[BEGIN MATERIALS PROVIDED]

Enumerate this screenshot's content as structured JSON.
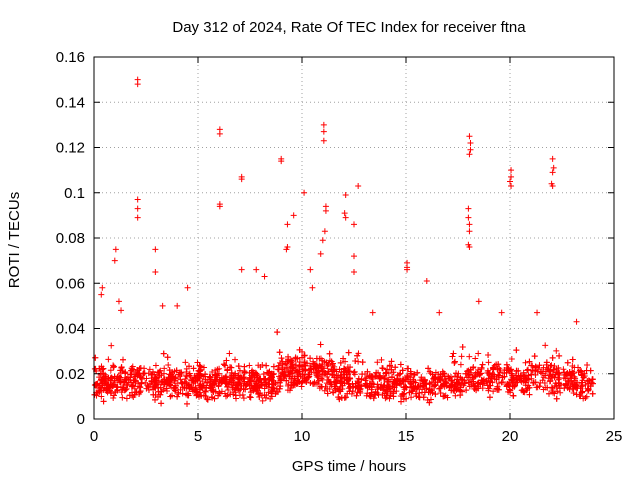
{
  "chart_data": {
    "type": "scatter",
    "title": "Day 312 of 2024, Rate Of TEC Index for receiver ftna",
    "xlabel": "GPS time / hours",
    "ylabel": "ROTI / TECUs",
    "xlim": [
      0,
      25
    ],
    "ylim": [
      0,
      0.16
    ],
    "x_ticks": [
      "0",
      "5",
      "10",
      "15",
      "20",
      "25"
    ],
    "y_ticks": [
      "0",
      "0.02",
      "0.04",
      "0.06",
      "0.08",
      "0.1",
      "0.12",
      "0.14",
      "0.16"
    ],
    "grid": true,
    "marker": "+",
    "color": "#ff0000",
    "series": [
      {
        "name": "ROTI",
        "outliers": [
          [
            2.1,
            0.15
          ],
          [
            2.1,
            0.148
          ],
          [
            2.1,
            0.097
          ],
          [
            2.1,
            0.093
          ],
          [
            2.1,
            0.089
          ],
          [
            1.05,
            0.075
          ],
          [
            1.0,
            0.07
          ],
          [
            1.2,
            0.052
          ],
          [
            2.95,
            0.075
          ],
          [
            2.95,
            0.065
          ],
          [
            6.05,
            0.128
          ],
          [
            6.05,
            0.126
          ],
          [
            6.05,
            0.095
          ],
          [
            6.05,
            0.094
          ],
          [
            7.1,
            0.107
          ],
          [
            7.1,
            0.106
          ],
          [
            7.1,
            0.066
          ],
          [
            9.0,
            0.115
          ],
          [
            9.0,
            0.114
          ],
          [
            10.1,
            0.1
          ],
          [
            9.6,
            0.09
          ],
          [
            9.3,
            0.086
          ],
          [
            9.3,
            0.076
          ],
          [
            9.25,
            0.075
          ],
          [
            11.05,
            0.13
          ],
          [
            11.05,
            0.127
          ],
          [
            11.05,
            0.123
          ],
          [
            11.15,
            0.094
          ],
          [
            11.15,
            0.092
          ],
          [
            11.1,
            0.083
          ],
          [
            11.0,
            0.079
          ],
          [
            10.9,
            0.073
          ],
          [
            12.1,
            0.099
          ],
          [
            12.05,
            0.091
          ],
          [
            12.1,
            0.089
          ],
          [
            12.7,
            0.103
          ],
          [
            12.5,
            0.086
          ],
          [
            12.5,
            0.072
          ],
          [
            12.5,
            0.065
          ],
          [
            15.05,
            0.069
          ],
          [
            15.05,
            0.067
          ],
          [
            15.05,
            0.066
          ],
          [
            16.0,
            0.061
          ],
          [
            18.05,
            0.125
          ],
          [
            18.1,
            0.122
          ],
          [
            18.1,
            0.119
          ],
          [
            18.05,
            0.117
          ],
          [
            18.0,
            0.093
          ],
          [
            18.0,
            0.089
          ],
          [
            18.05,
            0.086
          ],
          [
            18.05,
            0.083
          ],
          [
            18.0,
            0.077
          ],
          [
            18.05,
            0.076
          ],
          [
            18.5,
            0.052
          ],
          [
            20.05,
            0.11
          ],
          [
            20.05,
            0.107
          ],
          [
            20.0,
            0.105
          ],
          [
            20.05,
            0.103
          ],
          [
            22.05,
            0.115
          ],
          [
            22.1,
            0.111
          ],
          [
            22.05,
            0.109
          ],
          [
            22.0,
            0.104
          ],
          [
            22.05,
            0.103
          ],
          [
            4.5,
            0.058
          ],
          [
            7.8,
            0.066
          ],
          [
            8.2,
            0.063
          ],
          [
            10.4,
            0.066
          ],
          [
            10.5,
            0.058
          ],
          [
            0.4,
            0.058
          ],
          [
            0.35,
            0.055
          ],
          [
            1.3,
            0.048
          ],
          [
            3.3,
            0.05
          ],
          [
            4.0,
            0.05
          ],
          [
            13.4,
            0.047
          ],
          [
            16.6,
            0.047
          ],
          [
            19.6,
            0.047
          ],
          [
            21.3,
            0.047
          ],
          [
            23.2,
            0.043
          ]
        ]
      }
    ]
  }
}
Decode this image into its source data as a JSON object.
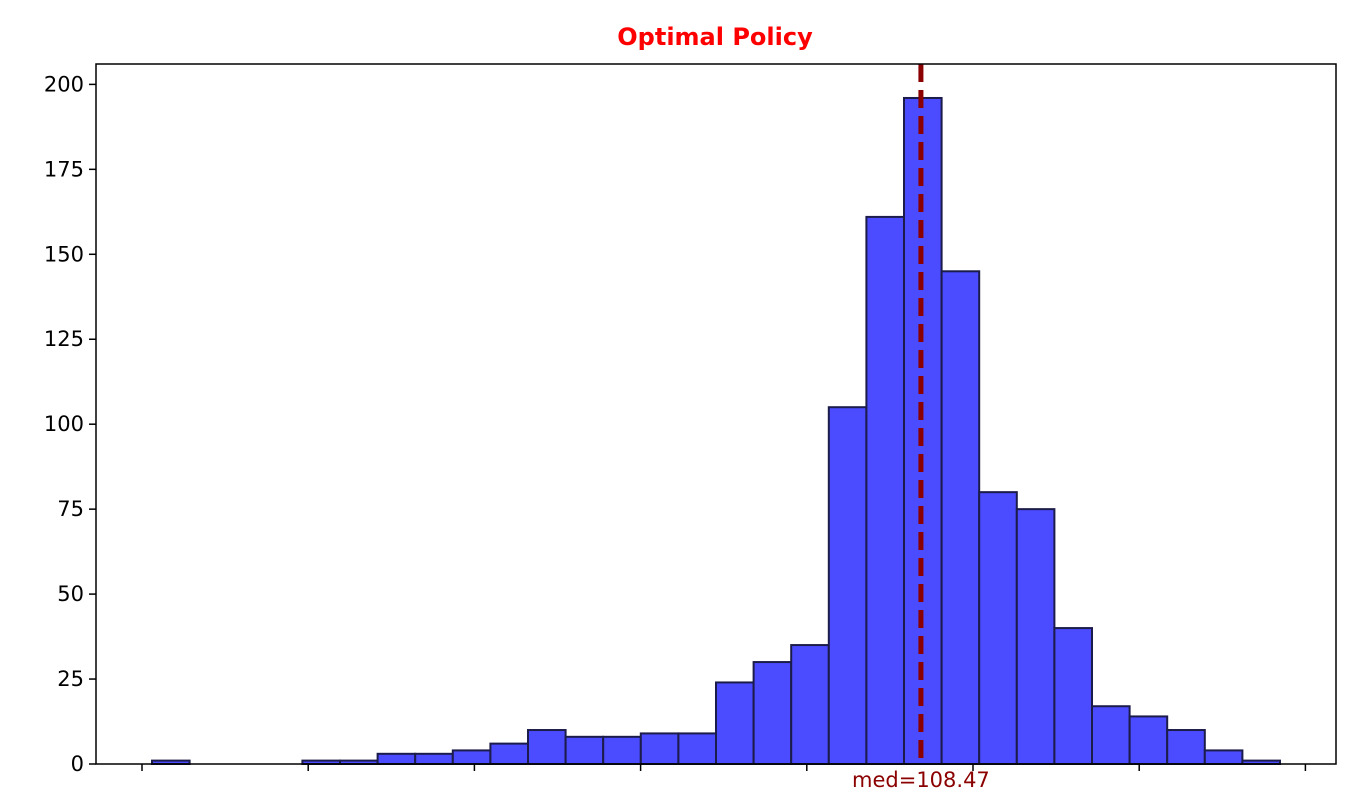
{
  "chart_data": {
    "type": "bar",
    "title": "Optimal Policy",
    "title_color": "#ff0000",
    "xlabel": "",
    "ylabel": "",
    "bar_color": "#4b4bff",
    "bar_edge_color": "#1c1c4a",
    "grid": false,
    "ylim": [
      0,
      206
    ],
    "yticks": [
      0,
      25,
      50,
      75,
      100,
      125,
      150,
      175,
      200
    ],
    "xticks_count": 8,
    "counts": [
      1,
      0,
      0,
      0,
      1,
      1,
      3,
      3,
      4,
      6,
      10,
      8,
      8,
      9,
      9,
      24,
      30,
      35,
      105,
      161,
      196,
      145,
      80,
      75,
      40,
      17,
      14,
      10,
      4,
      1
    ],
    "median": {
      "label": "med=108.47",
      "bin_position": 20.45,
      "color": "#8b0000",
      "style": "dashed"
    }
  }
}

[END MATERIALS PROVIDED]

Return each line that includes "JSON".

Enumerate this screenshot's content as structured JSON.
Decode this image into its source data as a JSON object.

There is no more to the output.